* _Passage shown_:
::::::

Rising from the wet earth

 

Nostoc microscope

Same as above, microscope view.

A windowsill experiment to see this is to put pondwater in four soda bottles.  In one bottle put no fertilizer,  and then increasing amounts in all the others.  One drop in one, two drops in the next, and so forth.   Wait a month.  A harmful algal bloom right before your eyes!

eutrophication - Copy

How many sources of nutrient enrichment can you think of?  Organic decay, sewage, septic systems,  manure,  biosolids,  fertilizers.  Twenty-some million Floridians and tourists generate oodles of sewage.  Treatment does not remove all the nutrients, even passage through artificial wetlands.    One way to shed nutrient-loaded sewage treatment water is as reclaimed irrigation water,  inviting turf and ornamentals to take up the nutrients,  and those nutrients are back into the ecosystem.

Agriculture comes up in the news about the polluted Lake Okeechobee system:  manure, fertilizers, backpumping.   And then there are biosolids, treated sewage sludge spread onto the earth.

::::::

* _Supplied entries_:
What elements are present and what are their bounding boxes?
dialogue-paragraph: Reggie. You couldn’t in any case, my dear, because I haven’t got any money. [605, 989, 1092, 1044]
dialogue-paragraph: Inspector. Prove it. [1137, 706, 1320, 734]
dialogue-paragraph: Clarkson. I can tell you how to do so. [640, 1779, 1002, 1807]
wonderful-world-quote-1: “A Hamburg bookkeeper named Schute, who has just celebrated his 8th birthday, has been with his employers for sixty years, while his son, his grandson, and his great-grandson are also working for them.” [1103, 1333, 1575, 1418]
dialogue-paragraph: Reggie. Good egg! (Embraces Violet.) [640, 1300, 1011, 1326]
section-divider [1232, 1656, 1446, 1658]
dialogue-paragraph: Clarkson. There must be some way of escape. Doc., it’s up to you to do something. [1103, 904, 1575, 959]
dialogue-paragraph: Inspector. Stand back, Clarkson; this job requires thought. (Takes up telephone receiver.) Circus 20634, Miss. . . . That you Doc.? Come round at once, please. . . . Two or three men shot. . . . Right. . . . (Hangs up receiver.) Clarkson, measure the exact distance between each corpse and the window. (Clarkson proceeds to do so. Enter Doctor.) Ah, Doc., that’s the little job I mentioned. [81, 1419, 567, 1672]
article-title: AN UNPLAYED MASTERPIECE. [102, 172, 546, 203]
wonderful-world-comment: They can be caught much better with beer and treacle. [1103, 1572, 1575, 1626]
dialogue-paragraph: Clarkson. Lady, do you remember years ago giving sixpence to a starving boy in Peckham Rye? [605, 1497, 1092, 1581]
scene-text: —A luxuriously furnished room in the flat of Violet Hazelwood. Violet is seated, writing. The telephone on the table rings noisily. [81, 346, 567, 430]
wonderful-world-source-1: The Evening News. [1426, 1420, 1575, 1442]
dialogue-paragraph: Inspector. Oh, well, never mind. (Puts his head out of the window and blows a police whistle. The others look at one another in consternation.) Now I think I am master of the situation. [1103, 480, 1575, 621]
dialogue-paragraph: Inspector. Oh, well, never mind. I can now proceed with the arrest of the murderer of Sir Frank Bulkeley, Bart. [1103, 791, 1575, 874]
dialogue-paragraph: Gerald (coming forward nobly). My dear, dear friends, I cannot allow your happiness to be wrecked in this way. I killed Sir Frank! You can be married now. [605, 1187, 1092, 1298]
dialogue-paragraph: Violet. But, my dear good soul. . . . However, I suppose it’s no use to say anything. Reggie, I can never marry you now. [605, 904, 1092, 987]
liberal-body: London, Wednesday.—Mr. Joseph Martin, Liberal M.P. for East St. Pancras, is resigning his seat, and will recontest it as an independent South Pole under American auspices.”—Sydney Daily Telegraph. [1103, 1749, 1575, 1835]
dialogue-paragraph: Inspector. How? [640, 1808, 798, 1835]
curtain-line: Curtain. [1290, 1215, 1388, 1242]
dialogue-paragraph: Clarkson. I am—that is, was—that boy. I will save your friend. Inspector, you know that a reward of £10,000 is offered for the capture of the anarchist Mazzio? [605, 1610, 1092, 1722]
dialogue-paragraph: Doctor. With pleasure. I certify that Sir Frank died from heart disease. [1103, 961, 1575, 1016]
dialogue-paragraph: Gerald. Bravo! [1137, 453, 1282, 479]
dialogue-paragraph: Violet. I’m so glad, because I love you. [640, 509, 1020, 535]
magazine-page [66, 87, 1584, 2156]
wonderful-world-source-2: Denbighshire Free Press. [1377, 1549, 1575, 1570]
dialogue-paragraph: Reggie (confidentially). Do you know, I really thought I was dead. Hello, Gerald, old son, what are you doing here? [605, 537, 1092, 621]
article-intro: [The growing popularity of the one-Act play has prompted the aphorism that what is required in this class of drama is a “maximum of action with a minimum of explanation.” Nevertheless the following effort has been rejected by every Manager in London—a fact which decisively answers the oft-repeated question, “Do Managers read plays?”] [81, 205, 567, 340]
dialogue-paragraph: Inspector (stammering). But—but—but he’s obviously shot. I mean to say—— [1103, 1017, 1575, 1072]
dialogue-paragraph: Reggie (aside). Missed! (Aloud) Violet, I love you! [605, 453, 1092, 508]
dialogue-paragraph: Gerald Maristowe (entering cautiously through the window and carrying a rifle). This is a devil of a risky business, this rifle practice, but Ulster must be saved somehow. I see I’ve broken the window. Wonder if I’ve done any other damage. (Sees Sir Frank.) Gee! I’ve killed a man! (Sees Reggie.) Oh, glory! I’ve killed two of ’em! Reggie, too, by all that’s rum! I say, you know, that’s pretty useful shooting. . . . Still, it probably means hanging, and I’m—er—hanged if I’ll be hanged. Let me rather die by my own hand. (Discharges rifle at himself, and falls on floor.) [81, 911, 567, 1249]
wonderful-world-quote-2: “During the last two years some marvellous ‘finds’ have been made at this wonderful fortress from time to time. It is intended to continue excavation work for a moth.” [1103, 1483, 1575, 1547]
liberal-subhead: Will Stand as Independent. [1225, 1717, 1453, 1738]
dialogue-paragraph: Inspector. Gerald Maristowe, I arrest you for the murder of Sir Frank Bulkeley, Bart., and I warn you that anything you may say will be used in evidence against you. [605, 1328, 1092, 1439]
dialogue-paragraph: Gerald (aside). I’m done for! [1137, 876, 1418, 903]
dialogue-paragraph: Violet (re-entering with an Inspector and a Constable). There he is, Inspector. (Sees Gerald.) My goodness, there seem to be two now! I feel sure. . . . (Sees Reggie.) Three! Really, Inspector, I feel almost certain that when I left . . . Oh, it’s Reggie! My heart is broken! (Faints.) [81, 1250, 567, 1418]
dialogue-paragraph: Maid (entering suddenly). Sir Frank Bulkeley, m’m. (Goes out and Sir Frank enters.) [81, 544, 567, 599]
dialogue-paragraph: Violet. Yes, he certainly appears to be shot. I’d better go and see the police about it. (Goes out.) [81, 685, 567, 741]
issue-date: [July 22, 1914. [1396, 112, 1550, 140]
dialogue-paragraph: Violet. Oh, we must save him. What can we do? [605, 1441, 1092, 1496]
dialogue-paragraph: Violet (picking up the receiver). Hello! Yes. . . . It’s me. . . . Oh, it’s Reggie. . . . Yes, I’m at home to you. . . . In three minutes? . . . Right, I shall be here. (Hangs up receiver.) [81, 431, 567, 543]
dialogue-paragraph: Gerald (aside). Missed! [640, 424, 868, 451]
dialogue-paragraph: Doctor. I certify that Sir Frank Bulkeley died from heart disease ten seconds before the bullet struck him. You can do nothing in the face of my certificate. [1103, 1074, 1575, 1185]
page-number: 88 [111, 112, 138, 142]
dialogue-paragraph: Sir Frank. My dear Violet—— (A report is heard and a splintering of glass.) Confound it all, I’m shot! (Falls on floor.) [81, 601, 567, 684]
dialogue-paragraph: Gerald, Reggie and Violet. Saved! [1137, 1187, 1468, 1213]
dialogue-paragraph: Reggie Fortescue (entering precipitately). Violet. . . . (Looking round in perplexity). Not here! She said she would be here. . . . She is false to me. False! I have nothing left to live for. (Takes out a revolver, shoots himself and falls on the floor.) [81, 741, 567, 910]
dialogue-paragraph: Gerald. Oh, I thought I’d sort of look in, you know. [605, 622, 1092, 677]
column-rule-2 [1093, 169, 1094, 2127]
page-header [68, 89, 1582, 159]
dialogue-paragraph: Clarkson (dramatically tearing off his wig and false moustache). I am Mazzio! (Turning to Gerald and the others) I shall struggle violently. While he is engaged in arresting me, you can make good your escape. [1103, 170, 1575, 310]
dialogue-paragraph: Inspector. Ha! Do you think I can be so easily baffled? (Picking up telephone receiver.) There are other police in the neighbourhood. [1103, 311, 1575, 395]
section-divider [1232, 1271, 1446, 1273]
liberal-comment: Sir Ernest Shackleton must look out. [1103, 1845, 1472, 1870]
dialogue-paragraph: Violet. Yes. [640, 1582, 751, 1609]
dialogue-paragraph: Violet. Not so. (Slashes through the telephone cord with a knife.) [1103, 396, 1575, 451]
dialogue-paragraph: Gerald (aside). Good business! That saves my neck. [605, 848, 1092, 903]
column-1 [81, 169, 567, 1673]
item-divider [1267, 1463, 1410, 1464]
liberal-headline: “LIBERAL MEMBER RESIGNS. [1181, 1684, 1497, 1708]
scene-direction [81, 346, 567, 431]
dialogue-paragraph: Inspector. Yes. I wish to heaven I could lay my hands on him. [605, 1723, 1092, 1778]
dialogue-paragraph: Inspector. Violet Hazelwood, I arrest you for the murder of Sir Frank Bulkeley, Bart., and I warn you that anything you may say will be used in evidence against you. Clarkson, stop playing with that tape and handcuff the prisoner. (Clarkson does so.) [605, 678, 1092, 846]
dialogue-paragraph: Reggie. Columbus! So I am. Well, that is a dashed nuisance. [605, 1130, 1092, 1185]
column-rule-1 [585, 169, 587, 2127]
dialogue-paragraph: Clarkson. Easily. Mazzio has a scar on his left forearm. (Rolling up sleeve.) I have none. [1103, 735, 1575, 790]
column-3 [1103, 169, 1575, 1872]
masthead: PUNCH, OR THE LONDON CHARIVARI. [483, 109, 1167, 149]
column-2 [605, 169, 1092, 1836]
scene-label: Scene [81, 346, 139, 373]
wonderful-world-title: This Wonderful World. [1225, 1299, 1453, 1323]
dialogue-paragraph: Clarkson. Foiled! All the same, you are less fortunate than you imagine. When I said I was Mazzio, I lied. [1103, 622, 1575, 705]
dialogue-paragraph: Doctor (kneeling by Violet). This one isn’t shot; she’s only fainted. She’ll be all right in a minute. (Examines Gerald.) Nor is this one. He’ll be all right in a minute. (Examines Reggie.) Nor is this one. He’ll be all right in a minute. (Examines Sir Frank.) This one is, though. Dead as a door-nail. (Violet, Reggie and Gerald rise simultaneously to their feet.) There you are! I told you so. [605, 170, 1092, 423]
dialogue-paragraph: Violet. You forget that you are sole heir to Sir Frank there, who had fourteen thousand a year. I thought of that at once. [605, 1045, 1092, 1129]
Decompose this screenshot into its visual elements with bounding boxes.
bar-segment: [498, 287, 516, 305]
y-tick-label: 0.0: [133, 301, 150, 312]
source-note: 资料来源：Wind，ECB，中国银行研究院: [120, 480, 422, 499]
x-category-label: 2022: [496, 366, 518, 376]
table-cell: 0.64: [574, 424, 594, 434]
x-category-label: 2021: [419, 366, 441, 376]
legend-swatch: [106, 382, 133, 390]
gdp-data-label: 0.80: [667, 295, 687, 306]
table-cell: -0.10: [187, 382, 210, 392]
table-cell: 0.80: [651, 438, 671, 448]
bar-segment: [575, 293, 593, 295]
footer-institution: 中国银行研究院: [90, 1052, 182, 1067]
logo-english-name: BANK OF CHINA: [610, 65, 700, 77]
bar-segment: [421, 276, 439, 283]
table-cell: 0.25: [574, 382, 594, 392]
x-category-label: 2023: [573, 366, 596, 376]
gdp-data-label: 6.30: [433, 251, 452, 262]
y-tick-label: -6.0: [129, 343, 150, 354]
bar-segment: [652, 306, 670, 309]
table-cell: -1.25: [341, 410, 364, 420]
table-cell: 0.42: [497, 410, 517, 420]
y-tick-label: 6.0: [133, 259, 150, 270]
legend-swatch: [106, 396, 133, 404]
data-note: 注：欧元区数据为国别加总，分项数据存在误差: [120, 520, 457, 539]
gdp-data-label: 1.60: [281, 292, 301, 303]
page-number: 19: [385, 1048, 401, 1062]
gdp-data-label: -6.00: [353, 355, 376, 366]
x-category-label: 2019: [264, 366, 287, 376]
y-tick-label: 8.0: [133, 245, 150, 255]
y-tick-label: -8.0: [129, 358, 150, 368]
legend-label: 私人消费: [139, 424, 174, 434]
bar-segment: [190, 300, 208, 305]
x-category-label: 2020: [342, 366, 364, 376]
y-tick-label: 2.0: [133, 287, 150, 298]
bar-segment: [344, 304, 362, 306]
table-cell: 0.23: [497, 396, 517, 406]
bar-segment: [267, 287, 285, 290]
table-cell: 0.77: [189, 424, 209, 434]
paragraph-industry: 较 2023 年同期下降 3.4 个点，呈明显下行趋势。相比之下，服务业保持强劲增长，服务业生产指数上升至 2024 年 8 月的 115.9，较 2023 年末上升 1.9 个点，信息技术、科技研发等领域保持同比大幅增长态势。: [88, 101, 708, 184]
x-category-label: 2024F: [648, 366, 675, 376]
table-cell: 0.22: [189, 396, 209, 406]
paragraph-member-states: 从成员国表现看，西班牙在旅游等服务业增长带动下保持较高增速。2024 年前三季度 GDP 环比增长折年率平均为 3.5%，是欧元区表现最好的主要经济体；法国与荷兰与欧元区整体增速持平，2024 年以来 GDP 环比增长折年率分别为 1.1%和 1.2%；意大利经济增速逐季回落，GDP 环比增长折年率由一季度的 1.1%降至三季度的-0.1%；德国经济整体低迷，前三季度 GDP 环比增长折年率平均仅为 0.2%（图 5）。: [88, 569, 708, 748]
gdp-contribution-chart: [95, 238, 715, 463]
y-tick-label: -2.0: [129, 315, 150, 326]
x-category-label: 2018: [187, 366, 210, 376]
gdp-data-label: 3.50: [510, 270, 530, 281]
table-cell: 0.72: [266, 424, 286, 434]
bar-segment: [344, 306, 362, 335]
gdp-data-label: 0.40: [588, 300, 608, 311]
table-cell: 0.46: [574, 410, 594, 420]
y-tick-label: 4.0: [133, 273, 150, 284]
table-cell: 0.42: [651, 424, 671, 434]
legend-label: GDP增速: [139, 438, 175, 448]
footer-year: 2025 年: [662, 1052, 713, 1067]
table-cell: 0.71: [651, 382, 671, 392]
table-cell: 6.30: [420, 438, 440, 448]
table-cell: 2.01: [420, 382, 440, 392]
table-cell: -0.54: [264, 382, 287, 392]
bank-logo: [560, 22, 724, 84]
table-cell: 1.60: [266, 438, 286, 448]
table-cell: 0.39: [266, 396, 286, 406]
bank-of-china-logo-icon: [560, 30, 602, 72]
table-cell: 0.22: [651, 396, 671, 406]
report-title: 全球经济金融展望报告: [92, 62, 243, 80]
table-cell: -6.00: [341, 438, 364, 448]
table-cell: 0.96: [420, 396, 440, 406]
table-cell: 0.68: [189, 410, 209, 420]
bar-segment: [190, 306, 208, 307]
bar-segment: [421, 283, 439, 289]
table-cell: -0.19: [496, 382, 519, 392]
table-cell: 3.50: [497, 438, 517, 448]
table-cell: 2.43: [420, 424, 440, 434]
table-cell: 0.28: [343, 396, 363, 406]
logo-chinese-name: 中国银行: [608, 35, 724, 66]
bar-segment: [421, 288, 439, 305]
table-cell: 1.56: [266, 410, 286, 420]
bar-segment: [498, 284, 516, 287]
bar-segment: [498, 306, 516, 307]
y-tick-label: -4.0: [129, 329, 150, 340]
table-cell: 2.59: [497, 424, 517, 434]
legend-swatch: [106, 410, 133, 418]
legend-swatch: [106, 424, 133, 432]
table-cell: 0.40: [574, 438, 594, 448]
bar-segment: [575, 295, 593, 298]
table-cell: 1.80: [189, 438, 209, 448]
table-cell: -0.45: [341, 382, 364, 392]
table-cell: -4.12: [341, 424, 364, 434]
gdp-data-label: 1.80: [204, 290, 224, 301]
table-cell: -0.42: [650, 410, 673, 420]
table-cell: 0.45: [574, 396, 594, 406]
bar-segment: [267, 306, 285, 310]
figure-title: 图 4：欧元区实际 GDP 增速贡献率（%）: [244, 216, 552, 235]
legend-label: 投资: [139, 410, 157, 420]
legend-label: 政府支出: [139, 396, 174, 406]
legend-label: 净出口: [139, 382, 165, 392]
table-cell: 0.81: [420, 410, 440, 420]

::::::

* _Exercise description_: Using the passage about nutrient enrichment, explain in one to three sentences why irrigating with reclaimed sewage treatment water puts nutrients back into the ecosystem. Draw only on the passage about nutrient enrichment, not on the items.

* _Expected answer_: Sewage treatment, even passage through artificial wetlands, does not remove all the nutrients, so the treated water still carries them. When it is used as irrigation water, turf and ornamentals take up those nutrients, and so they return to the ecosystem.